== PASSAGE FOR REVIEW

Other games on the sked this fine day:

  • Brewers at Pirates, 12:35PM: Jeff Suppan and Paul Maholm stare each other down in their search for rubber. It's like Fordlandia all over again except without the sweltering Brazilian heat, the malaria-ridden mosquitoes and the rioting low-wage workers. Unless you count Jack Wilson.

  • Cubs at Phillies, 1:05PM: The Phillies steamroller looks to keep flattening their opponents, albeit in a cute cartoonish way that allows them to pop back up and re-inflate in time for the next day's game. Jamie Moyer takes the hill against his former team to which he has never lost. Carlos Zambrano is on the prowl for the Cubbies, so be on your best behavior, Mr. Home Plate Umpire.

  • Orioles at Yankees, 1:05PM: The Orioles employ a rookie right-hander named Jason Berken who carries a 1-7 record with a 6.44 ERA into this day game in the most homerriffic ballpark in all the land. I have never heard of Berken and he has never faced the Yankees before today, but I can assure you he will throw seven innings of two-hit ball and strike out 10 dudes. That's just how these things work, people.

====
== MATERIAL SUPPLIED

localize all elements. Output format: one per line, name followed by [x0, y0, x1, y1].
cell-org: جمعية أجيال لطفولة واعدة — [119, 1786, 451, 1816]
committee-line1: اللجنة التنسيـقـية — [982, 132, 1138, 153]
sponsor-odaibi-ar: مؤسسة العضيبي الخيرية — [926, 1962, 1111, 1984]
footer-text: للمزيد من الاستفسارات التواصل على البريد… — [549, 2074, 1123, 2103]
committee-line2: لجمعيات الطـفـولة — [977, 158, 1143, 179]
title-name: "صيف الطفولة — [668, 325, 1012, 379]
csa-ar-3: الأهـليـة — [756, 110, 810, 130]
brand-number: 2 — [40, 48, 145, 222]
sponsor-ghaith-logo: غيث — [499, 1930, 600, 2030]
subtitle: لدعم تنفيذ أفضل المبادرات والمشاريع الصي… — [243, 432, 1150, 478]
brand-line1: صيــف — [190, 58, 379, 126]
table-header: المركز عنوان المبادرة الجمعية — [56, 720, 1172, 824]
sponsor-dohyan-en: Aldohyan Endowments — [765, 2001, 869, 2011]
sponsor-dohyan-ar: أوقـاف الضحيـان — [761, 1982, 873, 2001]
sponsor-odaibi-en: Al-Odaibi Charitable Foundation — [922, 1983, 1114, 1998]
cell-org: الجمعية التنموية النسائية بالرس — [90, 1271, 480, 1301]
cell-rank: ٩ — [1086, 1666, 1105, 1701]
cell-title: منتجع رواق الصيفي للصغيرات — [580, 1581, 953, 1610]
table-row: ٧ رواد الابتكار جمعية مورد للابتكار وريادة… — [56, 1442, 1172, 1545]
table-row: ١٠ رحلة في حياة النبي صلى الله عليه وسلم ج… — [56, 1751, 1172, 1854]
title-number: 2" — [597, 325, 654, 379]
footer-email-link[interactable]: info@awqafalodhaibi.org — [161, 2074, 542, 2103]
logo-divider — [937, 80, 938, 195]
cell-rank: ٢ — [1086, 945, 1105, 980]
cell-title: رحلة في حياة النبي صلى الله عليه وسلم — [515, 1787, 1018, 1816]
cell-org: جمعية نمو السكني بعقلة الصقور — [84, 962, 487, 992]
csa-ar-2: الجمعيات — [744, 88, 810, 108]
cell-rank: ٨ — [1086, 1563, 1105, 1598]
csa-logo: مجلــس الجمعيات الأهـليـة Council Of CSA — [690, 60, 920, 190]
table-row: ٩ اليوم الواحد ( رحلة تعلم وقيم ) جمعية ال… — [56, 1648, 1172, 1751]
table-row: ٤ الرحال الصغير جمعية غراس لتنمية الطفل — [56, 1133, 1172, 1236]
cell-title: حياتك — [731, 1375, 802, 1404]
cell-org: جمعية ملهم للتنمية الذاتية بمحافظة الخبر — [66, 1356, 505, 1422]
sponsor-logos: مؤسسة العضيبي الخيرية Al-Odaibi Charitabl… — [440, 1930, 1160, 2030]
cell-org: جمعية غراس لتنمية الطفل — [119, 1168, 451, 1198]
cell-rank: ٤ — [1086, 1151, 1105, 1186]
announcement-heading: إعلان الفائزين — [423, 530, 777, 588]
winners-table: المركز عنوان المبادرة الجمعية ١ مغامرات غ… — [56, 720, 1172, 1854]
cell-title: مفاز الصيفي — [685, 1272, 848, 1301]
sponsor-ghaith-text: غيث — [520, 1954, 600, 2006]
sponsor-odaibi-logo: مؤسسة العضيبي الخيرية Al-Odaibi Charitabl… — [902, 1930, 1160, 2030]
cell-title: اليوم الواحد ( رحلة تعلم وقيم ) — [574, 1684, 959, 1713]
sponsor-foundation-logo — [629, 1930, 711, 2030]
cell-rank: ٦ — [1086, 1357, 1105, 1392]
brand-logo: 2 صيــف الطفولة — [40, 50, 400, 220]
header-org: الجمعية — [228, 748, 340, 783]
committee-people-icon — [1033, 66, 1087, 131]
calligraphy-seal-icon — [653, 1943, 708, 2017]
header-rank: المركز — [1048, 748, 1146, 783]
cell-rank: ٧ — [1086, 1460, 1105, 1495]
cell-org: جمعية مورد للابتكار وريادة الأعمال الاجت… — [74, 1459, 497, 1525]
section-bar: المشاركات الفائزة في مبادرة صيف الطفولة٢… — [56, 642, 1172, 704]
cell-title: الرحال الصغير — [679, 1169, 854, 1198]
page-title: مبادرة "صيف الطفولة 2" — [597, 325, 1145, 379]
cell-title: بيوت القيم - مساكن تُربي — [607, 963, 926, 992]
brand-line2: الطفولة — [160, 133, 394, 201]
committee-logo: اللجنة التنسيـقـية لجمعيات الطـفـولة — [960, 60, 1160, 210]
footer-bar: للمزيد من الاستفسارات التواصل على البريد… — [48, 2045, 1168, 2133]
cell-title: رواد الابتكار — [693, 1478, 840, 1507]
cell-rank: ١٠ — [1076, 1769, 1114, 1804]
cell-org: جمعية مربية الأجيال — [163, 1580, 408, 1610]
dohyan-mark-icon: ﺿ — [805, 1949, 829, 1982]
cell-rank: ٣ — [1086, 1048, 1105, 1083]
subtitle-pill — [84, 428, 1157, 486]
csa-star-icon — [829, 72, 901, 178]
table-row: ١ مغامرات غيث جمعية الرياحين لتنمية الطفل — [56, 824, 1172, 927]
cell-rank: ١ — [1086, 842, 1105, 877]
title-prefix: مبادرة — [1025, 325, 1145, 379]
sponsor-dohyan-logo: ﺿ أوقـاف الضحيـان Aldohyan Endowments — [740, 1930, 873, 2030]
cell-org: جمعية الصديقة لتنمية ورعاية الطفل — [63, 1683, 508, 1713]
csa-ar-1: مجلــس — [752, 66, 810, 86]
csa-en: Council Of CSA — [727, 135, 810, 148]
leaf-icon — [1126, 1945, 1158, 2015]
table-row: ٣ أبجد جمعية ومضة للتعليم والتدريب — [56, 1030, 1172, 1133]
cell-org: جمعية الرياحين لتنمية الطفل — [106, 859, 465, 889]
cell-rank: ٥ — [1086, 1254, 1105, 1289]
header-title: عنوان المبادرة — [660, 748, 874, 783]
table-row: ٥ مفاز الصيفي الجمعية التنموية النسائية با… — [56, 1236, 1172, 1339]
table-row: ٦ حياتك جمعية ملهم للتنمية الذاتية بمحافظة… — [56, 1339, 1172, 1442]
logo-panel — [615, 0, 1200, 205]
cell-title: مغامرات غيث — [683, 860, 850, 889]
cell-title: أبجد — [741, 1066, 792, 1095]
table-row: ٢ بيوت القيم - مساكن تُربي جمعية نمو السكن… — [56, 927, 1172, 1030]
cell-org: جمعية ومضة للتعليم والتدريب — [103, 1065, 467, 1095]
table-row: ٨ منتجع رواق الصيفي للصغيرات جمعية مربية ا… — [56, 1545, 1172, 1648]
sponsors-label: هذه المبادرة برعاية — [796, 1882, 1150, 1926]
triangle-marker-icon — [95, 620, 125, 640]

====

REQUIRED WORK
Write out the baseball preview word for word, from "Other games on" through "count Jack Wilson.", with both ends included. Work only from the baseball preview, drawing on nothing else.

EXERCISE RESULT
Other games on the sked this fine day:

  • Brewers at Pirates, 12:35PM: Jeff Suppan and Paul Maholm stare each other down in their search for rubber. It's like Fordlandia all over again except without the sweltering Brazilian heat, the malaria-ridden mosquitoes and the rioting low-wage workers. Unless you count Jack Wilson.